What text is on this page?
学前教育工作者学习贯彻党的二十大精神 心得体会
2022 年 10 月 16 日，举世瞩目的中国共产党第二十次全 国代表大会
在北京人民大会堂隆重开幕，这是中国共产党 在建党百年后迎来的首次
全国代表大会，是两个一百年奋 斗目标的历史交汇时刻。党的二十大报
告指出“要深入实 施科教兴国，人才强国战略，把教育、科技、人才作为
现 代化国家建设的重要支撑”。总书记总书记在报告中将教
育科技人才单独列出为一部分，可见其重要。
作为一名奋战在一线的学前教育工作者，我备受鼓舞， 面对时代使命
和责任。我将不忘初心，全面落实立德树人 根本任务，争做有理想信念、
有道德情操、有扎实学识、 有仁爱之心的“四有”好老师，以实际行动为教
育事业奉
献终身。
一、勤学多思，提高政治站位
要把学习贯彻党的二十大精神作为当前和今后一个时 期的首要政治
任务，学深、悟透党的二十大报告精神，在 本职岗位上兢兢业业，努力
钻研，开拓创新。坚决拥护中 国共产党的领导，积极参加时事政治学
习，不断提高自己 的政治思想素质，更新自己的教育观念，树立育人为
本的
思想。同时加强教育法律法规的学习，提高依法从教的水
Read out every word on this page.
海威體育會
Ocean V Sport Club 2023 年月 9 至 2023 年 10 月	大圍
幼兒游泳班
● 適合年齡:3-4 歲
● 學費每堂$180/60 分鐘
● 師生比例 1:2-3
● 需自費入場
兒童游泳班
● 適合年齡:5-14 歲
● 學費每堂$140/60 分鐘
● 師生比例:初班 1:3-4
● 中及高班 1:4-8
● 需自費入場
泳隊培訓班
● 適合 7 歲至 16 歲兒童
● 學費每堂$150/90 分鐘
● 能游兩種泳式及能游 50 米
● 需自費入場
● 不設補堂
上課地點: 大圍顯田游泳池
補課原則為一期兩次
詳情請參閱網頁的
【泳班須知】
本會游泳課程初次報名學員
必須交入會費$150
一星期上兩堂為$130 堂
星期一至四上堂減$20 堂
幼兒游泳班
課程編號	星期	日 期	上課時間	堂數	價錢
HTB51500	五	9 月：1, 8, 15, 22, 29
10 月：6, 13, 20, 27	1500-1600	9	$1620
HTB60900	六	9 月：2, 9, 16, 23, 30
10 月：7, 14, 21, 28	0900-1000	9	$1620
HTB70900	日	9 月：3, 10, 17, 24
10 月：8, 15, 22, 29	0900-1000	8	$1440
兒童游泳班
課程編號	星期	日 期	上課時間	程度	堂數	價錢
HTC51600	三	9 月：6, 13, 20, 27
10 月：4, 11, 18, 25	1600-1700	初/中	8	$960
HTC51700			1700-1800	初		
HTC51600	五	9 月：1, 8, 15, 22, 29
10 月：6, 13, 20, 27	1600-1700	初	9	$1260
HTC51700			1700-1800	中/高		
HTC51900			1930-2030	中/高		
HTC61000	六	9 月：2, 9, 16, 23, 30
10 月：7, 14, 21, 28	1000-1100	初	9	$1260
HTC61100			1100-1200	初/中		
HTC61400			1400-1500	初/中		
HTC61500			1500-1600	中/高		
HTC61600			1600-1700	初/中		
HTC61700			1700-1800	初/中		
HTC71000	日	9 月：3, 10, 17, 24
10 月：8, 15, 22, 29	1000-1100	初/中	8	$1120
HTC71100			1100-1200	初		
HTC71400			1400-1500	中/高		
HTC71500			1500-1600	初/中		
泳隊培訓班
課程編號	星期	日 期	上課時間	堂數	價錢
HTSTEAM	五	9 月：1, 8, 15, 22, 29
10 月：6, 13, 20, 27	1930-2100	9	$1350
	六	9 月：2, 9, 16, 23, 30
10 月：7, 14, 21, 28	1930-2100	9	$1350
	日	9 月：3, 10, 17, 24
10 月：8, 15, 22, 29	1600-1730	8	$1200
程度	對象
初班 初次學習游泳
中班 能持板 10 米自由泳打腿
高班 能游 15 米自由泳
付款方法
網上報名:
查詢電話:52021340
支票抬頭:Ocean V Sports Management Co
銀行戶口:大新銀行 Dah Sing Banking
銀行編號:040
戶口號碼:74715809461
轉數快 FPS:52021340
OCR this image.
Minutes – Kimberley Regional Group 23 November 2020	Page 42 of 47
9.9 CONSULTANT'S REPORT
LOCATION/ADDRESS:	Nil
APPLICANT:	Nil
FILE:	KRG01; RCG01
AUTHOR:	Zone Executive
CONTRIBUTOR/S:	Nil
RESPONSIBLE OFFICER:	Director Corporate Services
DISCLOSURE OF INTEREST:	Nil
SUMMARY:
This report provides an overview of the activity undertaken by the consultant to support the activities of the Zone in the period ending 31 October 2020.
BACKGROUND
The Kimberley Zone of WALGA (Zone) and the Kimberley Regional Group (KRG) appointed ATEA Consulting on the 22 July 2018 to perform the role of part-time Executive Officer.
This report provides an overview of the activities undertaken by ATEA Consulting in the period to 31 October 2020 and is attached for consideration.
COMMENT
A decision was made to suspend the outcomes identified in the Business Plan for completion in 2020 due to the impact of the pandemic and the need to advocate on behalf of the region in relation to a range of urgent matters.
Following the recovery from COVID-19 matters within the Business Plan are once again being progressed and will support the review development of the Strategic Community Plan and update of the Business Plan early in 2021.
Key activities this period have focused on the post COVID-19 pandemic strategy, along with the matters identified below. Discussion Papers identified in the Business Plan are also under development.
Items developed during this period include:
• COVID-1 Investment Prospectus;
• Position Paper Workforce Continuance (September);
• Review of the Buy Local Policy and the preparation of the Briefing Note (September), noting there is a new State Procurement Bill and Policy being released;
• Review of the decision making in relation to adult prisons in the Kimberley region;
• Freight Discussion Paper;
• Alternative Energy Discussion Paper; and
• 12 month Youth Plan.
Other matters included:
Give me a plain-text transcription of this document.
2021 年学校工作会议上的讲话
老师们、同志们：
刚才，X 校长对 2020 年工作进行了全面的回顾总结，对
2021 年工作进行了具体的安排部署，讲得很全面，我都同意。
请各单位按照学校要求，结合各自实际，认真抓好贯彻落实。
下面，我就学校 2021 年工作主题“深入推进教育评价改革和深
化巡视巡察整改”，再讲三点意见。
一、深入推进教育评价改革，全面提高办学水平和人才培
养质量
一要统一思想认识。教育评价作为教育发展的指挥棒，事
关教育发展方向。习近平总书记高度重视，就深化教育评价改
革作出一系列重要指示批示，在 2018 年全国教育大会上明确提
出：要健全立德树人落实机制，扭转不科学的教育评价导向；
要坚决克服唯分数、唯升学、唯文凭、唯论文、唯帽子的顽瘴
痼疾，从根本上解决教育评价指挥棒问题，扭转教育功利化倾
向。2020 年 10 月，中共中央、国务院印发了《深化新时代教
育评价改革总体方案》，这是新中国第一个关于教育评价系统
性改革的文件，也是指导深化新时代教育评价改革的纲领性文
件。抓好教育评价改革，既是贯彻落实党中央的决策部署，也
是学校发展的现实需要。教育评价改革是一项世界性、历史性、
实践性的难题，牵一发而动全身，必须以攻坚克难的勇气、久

(Challenge): Set down each entry again, unchanged.

(Response to the task):
What text is on this page?
学前教育工作者学习贯彻党的二十大精神 心得体会
2022 年 10 月 16 日，举世瞩目的中国共产党第二十次全 国代表大会
在北京人民大会堂隆重开幕，这是中国共产党 在建党百年后迎来的首次
全国代表大会，是两个一百年奋 斗目标的历史交汇时刻。党的二十大报
告指出“要深入实 施科教兴国，人才强国战略，把教育、科技、人才作为
现 代化国家建设的重要支撑”。总书记总书记在报告中将教
育科技人才单独列出为一部分，可见其重要。
作为一名奋战在一线的学前教育工作者，我备受鼓舞， 面对时代使命
和责任。我将不忘初心，全面落实立德树人 根本任务，争做有理想信念、
有道德情操、有扎实学识、 有仁爱之心的“四有”好老师，以实际行动为教
育事业奉
献终身。
一、勤学多思，提高政治站位
要把学习贯彻党的二十大精神作为当前和今后一个时 期的首要政治
任务，学深、悟透党的二十大报告精神，在 本职岗位上兢兢业业，努力
钻研，开拓创新。坚决拥护中 国共产党的领导，积极参加时事政治学
习，不断提高自己 的政治思想素质，更新自己的教育观念，树立育人为
本的
思想。同时加强教育法律法规的学习，提高依法从教的水
Read out every word on this page.
海威體育會
Ocean V Sport Club 2023 年月 9 至 2023 年 10 月	大圍
幼兒游泳班
● 適合年齡:3-4 歲
● 學費每堂$180/60 分鐘
● 師生比例 1:2-3
● 需自費入場
兒童游泳班
● 適合年齡:5-14 歲
● 學費每堂$140/60 分鐘
● 師生比例:初班 1:3-4
● 中及高班 1:4-8
● 需自費入場
泳隊培訓班
● 適合 7 歲至 16 歲兒童
● 學費每堂$150/90 分鐘
● 能游兩種泳式及能游 50 米
● 需自費入場
● 不設補堂
上課地點: 大圍顯田游泳池
補課原則為一期兩次
詳情請參閱網頁的
【泳班須知】
本會游泳課程初次報名學員
必須交入會費$150
一星期上兩堂為$130 堂
星期一至四上堂減$20 堂
幼兒游泳班
課程編號	星期	日 期	上課時間	堂數	價錢
HTB51500	五	9 月：1, 8, 15, 22, 29
10 月：6, 13, 20, 27	1500-1600	9	$1620
HTB60900	六	9 月：2, 9, 16, 23, 30
10 月：7, 14, 21, 28	0900-1000	9	$1620
HTB70900	日	9 月：3, 10, 17, 24
10 月：8, 15, 22, 29	0900-1000	8	$1440
兒童游泳班
課程編號	星期	日 期	上課時間	程度	堂數	價錢
HTC51600	三	9 月：6, 13, 20, 27
10 月：4, 11, 18, 25	1600-1700	初/中	8	$960
HTC51700			1700-1800	初		
HTC51600	五	9 月：1, 8, 15, 22, 29
10 月：6, 13, 20, 27	1600-1700	初	9	$1260
HTC51700			1700-1800	中/高		
HTC51900			1930-2030	中/高		
HTC61000	六	9 月：2, 9, 16, 23, 30
10 月：7, 14, 21, 28	1000-1100	初	9	$1260
HTC61100			1100-1200	初/中		
HTC61400			1400-1500	初/中		
HTC61500			1500-1600	中/高		
HTC61600			1600-1700	初/中		
HTC61700			1700-1800	初/中		
HTC71000	日	9 月：3, 10, 17, 24
10 月：8, 15, 22, 29	1000-1100	初/中	8	$1120
HTC71100			1100-1200	初		
HTC71400			1400-1500	中/高		
HTC71500			1500-1600	初/中		
泳隊培訓班
課程編號	星期	日 期	上課時間	堂數	價錢
HTSTEAM	五	9 月：1, 8, 15, 22, 29
10 月：6, 13, 20, 27	1930-2100	9	$1350
	六	9 月：2, 9, 16, 23, 30
10 月：7, 14, 21, 28	1930-2100	9	$1350
	日	9 月：3, 10, 17, 24
10 月：8, 15, 22, 29	1600-1730	8	$1200
程度	對象
初班 初次學習游泳
中班 能持板 10 米自由泳打腿
高班 能游 15 米自由泳
付款方法
網上報名:
查詢電話:52021340
支票抬頭:Ocean V Sports Management Co
銀行戶口:大新銀行 Dah Sing Banking
銀行編號:040
戶口號碼:74715809461
轉數快 FPS:52021340
OCR this image.
Minutes – Kimberley Regional Group 23 November 2020	Page 42 of 47
9.9 CONSULTANT'S REPORT
LOCATION/ADDRESS:	Nil
APPLICANT:	Nil
FILE:	KRG01; RCG01
AUTHOR:	Zone Executive
CONTRIBUTOR/S:	Nil
RESPONSIBLE OFFICER:	Director Corporate Services
DISCLOSURE OF INTEREST:	Nil
SUMMARY:
This report provides an overview of the activity undertaken by the consultant to support the activities of the Zone in the period ending 31 October 2020.
BACKGROUND
The Kimberley Zone of WALGA (Zone) and the Kimberley Regional Group (KRG) appointed ATEA Consulting on the 22 July 2018 to perform the role of part-time Executive Officer.
This report provides an overview of the activities undertaken by ATEA Consulting in the period to 31 October 2020 and is attached for consideration.
COMMENT
A decision was made to suspend the outcomes identified in the Business Plan for completion in 2020 due to the impact of the pandemic and the need to advocate on behalf of the region in relation to a range of urgent matters.
Following the recovery from COVID-19 matters within the Business Plan are once again being progressed and will support the review development of the Strategic Community Plan and update of the Business Plan early in 2021.
Key activities this period have focused on the post COVID-19 pandemic strategy, along with the matters identified below. Discussion Papers identified in the Business Plan are also under development.
Items developed during this period include:
• COVID-1 Investment Prospectus;
• Position Paper Workforce Continuance (September);
• Review of the Buy Local Policy and the preparation of the Briefing Note (September), noting there is a new State Procurement Bill and Policy being released;
• Review of the decision making in relation to adult prisons in the Kimberley region;
• Freight Discussion Paper;
• Alternative Energy Discussion Paper; and
• 12 month Youth Plan.
Other matters included:
Give me a plain-text transcription of this document.
2021 年学校工作会议上的讲话
老师们、同志们：
刚才，X 校长对 2020 年工作进行了全面的回顾总结，对
2021 年工作进行了具体的安排部署，讲得很全面，我都同意。
请各单位按照学校要求，结合各自实际，认真抓好贯彻落实。
下面，我就学校 2021 年工作主题“深入推进教育评价改革和深
化巡视巡察整改”，再讲三点意见。
一、深入推进教育评价改革，全面提高办学水平和人才培
养质量
一要统一思想认识。教育评价作为教育发展的指挥棒，事
关教育发展方向。习近平总书记高度重视，就深化教育评价改
革作出一系列重要指示批示，在 2018 年全国教育大会上明确提
出：要健全立德树人落实机制，扭转不科学的教育评价导向；
要坚决克服唯分数、唯升学、唯文凭、唯论文、唯帽子的顽瘴
痼疾，从根本上解决教育评价指挥棒问题，扭转教育功利化倾
向。2020 年 10 月，中共中央、国务院印发了《深化新时代教
育评价改革总体方案》，这是新中国第一个关于教育评价系统
性改革的文件，也是指导深化新时代教育评价改革的纲领性文
件。抓好教育评价改革，既是贯彻落实党中央的决策部署，也
是学校发展的现实需要。教育评价改革是一项世界性、历史性、
实践性的难题，牵一发而动全身，必须以攻坚克难的勇气、久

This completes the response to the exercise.